RAW DATA —
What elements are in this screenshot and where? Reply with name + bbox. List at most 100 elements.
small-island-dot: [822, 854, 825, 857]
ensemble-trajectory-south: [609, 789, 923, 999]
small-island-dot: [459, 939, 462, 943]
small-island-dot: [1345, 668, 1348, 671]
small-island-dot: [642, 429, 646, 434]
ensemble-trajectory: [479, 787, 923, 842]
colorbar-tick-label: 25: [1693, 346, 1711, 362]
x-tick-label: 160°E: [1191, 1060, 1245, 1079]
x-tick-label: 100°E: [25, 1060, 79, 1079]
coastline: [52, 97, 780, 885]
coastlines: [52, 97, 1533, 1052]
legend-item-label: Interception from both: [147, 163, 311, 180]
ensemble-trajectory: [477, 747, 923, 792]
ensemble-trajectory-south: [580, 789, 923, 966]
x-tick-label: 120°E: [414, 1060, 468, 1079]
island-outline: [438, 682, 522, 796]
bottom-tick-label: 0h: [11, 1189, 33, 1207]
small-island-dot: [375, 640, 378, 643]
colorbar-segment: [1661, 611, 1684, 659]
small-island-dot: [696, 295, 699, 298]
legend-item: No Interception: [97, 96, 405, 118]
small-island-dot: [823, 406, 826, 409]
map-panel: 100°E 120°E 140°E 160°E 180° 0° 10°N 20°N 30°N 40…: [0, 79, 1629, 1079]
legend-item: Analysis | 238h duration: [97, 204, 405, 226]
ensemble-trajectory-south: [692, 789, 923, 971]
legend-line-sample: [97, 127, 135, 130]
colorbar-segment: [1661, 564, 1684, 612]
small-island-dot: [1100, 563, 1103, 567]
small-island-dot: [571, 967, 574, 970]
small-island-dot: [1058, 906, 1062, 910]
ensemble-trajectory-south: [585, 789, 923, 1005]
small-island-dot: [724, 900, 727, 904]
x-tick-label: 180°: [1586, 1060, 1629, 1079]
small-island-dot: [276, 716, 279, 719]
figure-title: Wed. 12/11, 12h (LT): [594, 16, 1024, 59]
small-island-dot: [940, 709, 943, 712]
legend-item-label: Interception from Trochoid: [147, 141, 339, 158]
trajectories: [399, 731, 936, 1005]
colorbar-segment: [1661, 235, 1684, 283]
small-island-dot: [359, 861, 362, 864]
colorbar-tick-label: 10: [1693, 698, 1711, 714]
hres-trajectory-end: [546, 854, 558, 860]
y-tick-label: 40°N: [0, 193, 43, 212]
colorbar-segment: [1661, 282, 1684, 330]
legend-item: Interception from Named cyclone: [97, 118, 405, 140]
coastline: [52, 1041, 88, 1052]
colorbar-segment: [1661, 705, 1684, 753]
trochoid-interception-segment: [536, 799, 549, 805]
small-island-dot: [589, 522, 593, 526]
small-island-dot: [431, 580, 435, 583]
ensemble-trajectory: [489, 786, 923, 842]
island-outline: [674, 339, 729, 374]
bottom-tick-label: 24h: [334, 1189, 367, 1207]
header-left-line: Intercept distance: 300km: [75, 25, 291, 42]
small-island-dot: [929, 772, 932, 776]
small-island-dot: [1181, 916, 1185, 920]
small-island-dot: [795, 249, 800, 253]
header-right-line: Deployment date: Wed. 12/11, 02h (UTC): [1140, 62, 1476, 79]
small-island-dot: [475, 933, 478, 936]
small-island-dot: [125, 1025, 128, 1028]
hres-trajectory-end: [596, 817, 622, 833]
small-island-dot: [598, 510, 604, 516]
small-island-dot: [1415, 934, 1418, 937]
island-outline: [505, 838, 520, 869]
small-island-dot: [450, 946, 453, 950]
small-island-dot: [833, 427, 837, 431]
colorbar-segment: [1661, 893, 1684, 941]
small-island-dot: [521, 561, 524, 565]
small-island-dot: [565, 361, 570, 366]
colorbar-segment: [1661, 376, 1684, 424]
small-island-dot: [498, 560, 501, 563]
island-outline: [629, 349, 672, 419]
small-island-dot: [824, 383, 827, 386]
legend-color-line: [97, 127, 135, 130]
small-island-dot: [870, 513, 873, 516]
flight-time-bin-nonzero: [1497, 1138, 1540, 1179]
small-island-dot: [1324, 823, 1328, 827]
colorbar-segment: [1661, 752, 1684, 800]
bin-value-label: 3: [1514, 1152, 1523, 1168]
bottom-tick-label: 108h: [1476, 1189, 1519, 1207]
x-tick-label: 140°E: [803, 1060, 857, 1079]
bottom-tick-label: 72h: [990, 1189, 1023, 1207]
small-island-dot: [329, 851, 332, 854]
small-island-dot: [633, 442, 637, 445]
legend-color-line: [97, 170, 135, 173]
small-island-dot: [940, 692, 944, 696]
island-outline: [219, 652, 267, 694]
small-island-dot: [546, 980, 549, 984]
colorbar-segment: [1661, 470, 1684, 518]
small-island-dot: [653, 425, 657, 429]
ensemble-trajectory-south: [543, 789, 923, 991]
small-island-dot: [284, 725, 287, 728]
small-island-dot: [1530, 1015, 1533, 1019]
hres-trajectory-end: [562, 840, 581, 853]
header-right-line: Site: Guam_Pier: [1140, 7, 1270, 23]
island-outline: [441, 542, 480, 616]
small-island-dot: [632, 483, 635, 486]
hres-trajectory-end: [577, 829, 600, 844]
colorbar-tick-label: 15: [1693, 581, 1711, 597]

TASK —
Please echo the listing from its first line through the line that contains "small-island-dot: [940, 709, 943, 712]", inclusive, reproducing each line exactly.

RESPONSE —
What elements are in this screenshot and where? Reply with name + bbox. List at most 100 elements.
small-island-dot: [822, 854, 825, 857]
ensemble-trajectory-south: [609, 789, 923, 999]
small-island-dot: [459, 939, 462, 943]
small-island-dot: [1345, 668, 1348, 671]
small-island-dot: [642, 429, 646, 434]
ensemble-trajectory: [479, 787, 923, 842]
colorbar-tick-label: 25: [1693, 346, 1711, 362]
x-tick-label: 160°E: [1191, 1060, 1245, 1079]
x-tick-label: 100°E: [25, 1060, 79, 1079]
coastline: [52, 97, 780, 885]
coastlines: [52, 97, 1533, 1052]
legend-item-label: Interception from both: [147, 163, 311, 180]
ensemble-trajectory: [477, 747, 923, 792]
ensemble-trajectory-south: [580, 789, 923, 966]
x-tick-label: 120°E: [414, 1060, 468, 1079]
island-outline: [438, 682, 522, 796]
bottom-tick-label: 0h: [11, 1189, 33, 1207]
small-island-dot: [375, 640, 378, 643]
colorbar-segment: [1661, 611, 1684, 659]
small-island-dot: [696, 295, 699, 298]
legend-item: No Interception: [97, 96, 405, 118]
small-island-dot: [823, 406, 826, 409]
map-panel: 100°E 120°E 140°E 160°E 180° 0° 10°N 20°N 30°N 40…: [0, 79, 1629, 1079]
legend-item: Analysis | 238h duration: [97, 204, 405, 226]
ensemble-trajectory-south: [692, 789, 923, 971]
legend-line-sample: [97, 127, 135, 130]
colorbar-segment: [1661, 564, 1684, 612]
small-island-dot: [1100, 563, 1103, 567]
small-island-dot: [571, 967, 574, 970]
small-island-dot: [1058, 906, 1062, 910]
ensemble-trajectory-south: [585, 789, 923, 1005]
small-island-dot: [724, 900, 727, 904]
x-tick-label: 180°: [1586, 1060, 1629, 1079]
small-island-dot: [276, 716, 279, 719]
figure-title: Wed. 12/11, 12h (LT): [594, 16, 1024, 59]
small-island-dot: [940, 709, 943, 712]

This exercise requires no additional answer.